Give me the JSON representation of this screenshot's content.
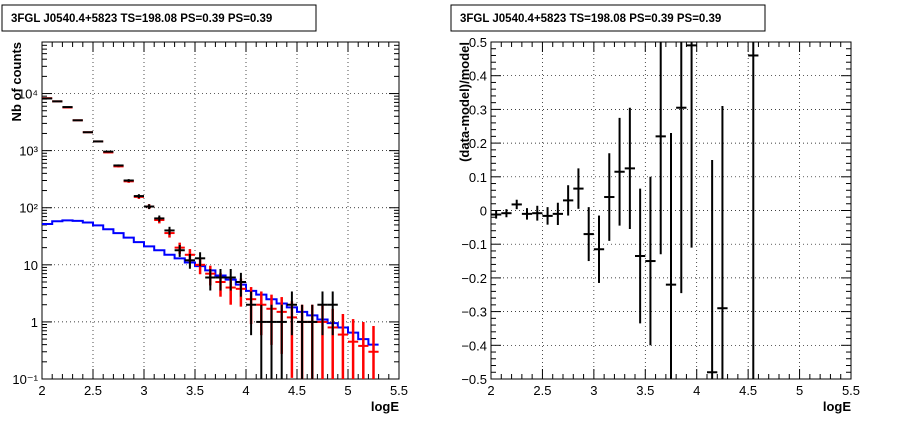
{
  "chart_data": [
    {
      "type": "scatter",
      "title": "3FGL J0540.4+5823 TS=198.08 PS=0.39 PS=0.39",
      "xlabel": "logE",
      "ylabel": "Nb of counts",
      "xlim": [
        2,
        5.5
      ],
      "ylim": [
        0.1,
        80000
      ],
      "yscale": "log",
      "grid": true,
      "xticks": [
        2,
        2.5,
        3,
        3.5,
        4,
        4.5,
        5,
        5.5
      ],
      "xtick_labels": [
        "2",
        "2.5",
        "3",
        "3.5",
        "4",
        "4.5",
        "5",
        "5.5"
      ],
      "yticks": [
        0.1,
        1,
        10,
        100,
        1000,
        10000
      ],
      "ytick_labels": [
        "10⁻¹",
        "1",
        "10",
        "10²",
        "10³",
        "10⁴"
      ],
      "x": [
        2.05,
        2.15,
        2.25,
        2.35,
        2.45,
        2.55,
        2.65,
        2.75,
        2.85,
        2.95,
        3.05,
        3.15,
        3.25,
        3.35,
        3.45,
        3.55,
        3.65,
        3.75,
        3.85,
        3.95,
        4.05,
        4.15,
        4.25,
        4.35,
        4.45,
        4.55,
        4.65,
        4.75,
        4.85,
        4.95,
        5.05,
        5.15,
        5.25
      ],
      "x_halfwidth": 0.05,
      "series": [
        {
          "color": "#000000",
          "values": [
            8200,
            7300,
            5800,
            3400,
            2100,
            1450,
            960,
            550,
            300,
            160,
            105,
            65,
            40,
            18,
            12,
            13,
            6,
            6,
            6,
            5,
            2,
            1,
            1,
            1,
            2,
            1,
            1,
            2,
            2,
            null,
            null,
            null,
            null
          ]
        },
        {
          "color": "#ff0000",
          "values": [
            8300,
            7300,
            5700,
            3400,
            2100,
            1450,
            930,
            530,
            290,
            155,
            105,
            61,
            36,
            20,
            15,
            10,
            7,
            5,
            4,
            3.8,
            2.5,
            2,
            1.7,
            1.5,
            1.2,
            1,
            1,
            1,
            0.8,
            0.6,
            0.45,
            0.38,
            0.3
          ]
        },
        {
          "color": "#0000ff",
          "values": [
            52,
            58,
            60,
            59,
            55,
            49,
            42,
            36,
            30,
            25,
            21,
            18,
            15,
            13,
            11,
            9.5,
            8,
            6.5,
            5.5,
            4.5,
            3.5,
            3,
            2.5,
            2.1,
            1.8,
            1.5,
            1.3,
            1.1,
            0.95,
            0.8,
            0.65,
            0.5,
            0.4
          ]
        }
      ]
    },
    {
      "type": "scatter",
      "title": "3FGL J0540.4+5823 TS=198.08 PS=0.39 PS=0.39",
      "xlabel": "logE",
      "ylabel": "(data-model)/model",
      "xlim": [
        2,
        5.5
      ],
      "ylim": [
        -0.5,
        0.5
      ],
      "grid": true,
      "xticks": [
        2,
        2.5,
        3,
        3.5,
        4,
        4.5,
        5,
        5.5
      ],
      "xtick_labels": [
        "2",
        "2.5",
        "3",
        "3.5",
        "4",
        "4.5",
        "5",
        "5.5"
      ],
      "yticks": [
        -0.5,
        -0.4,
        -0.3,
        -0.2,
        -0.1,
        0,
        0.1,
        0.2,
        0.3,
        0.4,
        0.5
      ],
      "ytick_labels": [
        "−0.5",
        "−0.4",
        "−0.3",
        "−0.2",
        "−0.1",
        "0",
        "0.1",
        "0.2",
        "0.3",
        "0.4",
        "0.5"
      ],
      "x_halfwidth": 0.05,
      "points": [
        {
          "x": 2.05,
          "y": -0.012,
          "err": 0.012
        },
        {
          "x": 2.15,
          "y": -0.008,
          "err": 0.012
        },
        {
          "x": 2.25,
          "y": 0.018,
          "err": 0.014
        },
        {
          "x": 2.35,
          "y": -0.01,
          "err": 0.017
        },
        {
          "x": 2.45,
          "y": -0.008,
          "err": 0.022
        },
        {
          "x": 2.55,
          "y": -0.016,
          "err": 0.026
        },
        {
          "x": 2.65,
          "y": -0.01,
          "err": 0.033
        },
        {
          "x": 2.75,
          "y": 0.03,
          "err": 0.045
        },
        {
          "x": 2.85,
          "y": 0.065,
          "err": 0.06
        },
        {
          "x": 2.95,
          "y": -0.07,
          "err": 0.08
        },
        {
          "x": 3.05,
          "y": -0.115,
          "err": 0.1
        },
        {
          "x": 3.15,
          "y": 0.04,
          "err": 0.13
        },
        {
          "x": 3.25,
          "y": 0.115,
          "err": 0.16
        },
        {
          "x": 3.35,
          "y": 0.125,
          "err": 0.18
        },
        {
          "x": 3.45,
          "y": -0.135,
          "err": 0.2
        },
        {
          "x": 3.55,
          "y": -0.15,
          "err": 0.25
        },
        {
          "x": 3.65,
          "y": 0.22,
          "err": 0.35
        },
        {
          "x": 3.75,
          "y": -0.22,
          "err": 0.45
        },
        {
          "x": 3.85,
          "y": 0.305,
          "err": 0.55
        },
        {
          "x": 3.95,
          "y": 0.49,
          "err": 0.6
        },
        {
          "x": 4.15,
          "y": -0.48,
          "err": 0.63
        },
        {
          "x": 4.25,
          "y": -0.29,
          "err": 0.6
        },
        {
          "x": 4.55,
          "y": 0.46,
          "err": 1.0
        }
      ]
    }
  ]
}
━━━━━━
Aim >> The records above should be reproduced exactly, with no pictures included.

Expected output >>
Give me the JSON representation of this screenshot's content.
{
  "chart_data": [
    {
      "type": "scatter",
      "title": "3FGL J0540.4+5823 TS=198.08 PS=0.39 PS=0.39",
      "xlabel": "logE",
      "ylabel": "Nb of counts",
      "xlim": [
        2,
        5.5
      ],
      "ylim": [
        0.1,
        80000
      ],
      "yscale": "log",
      "grid": true,
      "xticks": [
        2,
        2.5,
        3,
        3.5,
        4,
        4.5,
        5,
        5.5
      ],
      "xtick_labels": [
        "2",
        "2.5",
        "3",
        "3.5",
        "4",
        "4.5",
        "5",
        "5.5"
      ],
      "yticks": [
        0.1,
        1,
        10,
        100,
        1000,
        10000
      ],
      "ytick_labels": [
        "10⁻¹",
        "1",
        "10",
        "10²",
        "10³",
        "10⁴"
      ],
      "x": [
        2.05,
        2.15,
        2.25,
        2.35,
        2.45,
        2.55,
        2.65,
        2.75,
        2.85,
        2.95,
        3.05,
        3.15,
        3.25,
        3.35,
        3.45,
        3.55,
        3.65,
        3.75,
        3.85,
        3.95,
        4.05,
        4.15,
        4.25,
        4.35,
        4.45,
        4.55,
        4.65,
        4.75,
        4.85,
        4.95,
        5.05,
        5.15,
        5.25
      ],
      "x_halfwidth": 0.05,
      "series": [
        {
          "color": "#000000",
          "values": [
            8200,
            7300,
            5800,
            3400,
            2100,
            1450,
            960,
            550,
            300,
            160,
            105,
            65,
            40,
            18,
            12,
            13,
            6,
            6,
            6,
            5,
            2,
            1,
            1,
            1,
            2,
            1,
            1,
            2,
            2,
            null,
            null,
            null,
            null
          ]
        },
        {
          "color": "#ff0000",
          "values": [
            8300,
            7300,
            5700,
            3400,
            2100,
            1450,
            930,
            530,
            290,
            155,
            105,
            61,
            36,
            20,
            15,
            10,
            7,
            5,
            4,
            3.8,
            2.5,
            2,
            1.7,
            1.5,
            1.2,
            1,
            1,
            1,
            0.8,
            0.6,
            0.45,
            0.38,
            0.3
          ]
        },
        {
          "color": "#0000ff",
          "values": [
            52,
            58,
            60,
            59,
            55,
            49,
            42,
            36,
            30,
            25,
            21,
            18,
            15,
            13,
            11,
            9.5,
            8,
            6.5,
            5.5,
            4.5,
            3.5,
            3,
            2.5,
            2.1,
            1.8,
            1.5,
            1.3,
            1.1,
            0.95,
            0.8,
            0.65,
            0.5,
            0.4
          ]
        }
      ]
    },
    {
      "type": "scatter",
      "title": "3FGL J0540.4+5823 TS=198.08 PS=0.39 PS=0.39",
      "xlabel": "logE",
      "ylabel": "(data-model)/model",
      "xlim": [
        2,
        5.5
      ],
      "ylim": [
        -0.5,
        0.5
      ],
      "grid": true,
      "xticks": [
        2,
        2.5,
        3,
        3.5,
        4,
        4.5,
        5,
        5.5
      ],
      "xtick_labels": [
        "2",
        "2.5",
        "3",
        "3.5",
        "4",
        "4.5",
        "5",
        "5.5"
      ],
      "yticks": [
        -0.5,
        -0.4,
        -0.3,
        -0.2,
        -0.1,
        0,
        0.1,
        0.2,
        0.3,
        0.4,
        0.5
      ],
      "ytick_labels": [
        "−0.5",
        "−0.4",
        "−0.3",
        "−0.2",
        "−0.1",
        "0",
        "0.1",
        "0.2",
        "0.3",
        "0.4",
        "0.5"
      ],
      "x_halfwidth": 0.05,
      "points": [
        {
          "x": 2.05,
          "y": -0.012,
          "err": 0.012
        },
        {
          "x": 2.15,
          "y": -0.008,
          "err": 0.012
        },
        {
          "x": 2.25,
          "y": 0.018,
          "err": 0.014
        },
        {
          "x": 2.35,
          "y": -0.01,
          "err": 0.017
        },
        {
          "x": 2.45,
          "y": -0.008,
          "err": 0.022
        },
        {
          "x": 2.55,
          "y": -0.016,
          "err": 0.026
        },
        {
          "x": 2.65,
          "y": -0.01,
          "err": 0.033
        },
        {
          "x": 2.75,
          "y": 0.03,
          "err": 0.045
        },
        {
          "x": 2.85,
          "y": 0.065,
          "err": 0.06
        },
        {
          "x": 2.95,
          "y": -0.07,
          "err": 0.08
        },
        {
          "x": 3.05,
          "y": -0.115,
          "err": 0.1
        },
        {
          "x": 3.15,
          "y": 0.04,
          "err": 0.13
        },
        {
          "x": 3.25,
          "y": 0.115,
          "err": 0.16
        },
        {
          "x": 3.35,
          "y": 0.125,
          "err": 0.18
        },
        {
          "x": 3.45,
          "y": -0.135,
          "err": 0.2
        },
        {
          "x": 3.55,
          "y": -0.15,
          "err": 0.25
        },
        {
          "x": 3.65,
          "y": 0.22,
          "err": 0.35
        },
        {
          "x": 3.75,
          "y": -0.22,
          "err": 0.45
        },
        {
          "x": 3.85,
          "y": 0.305,
          "err": 0.55
        },
        {
          "x": 3.95,
          "y": 0.49,
          "err": 0.6
        },
        {
          "x": 4.15,
          "y": -0.48,
          "err": 0.63
        },
        {
          "x": 4.25,
          "y": -0.29,
          "err": 0.6
        },
        {
          "x": 4.55,
          "y": 0.46,
          "err": 1.0
        }
      ]
    }
  ]
}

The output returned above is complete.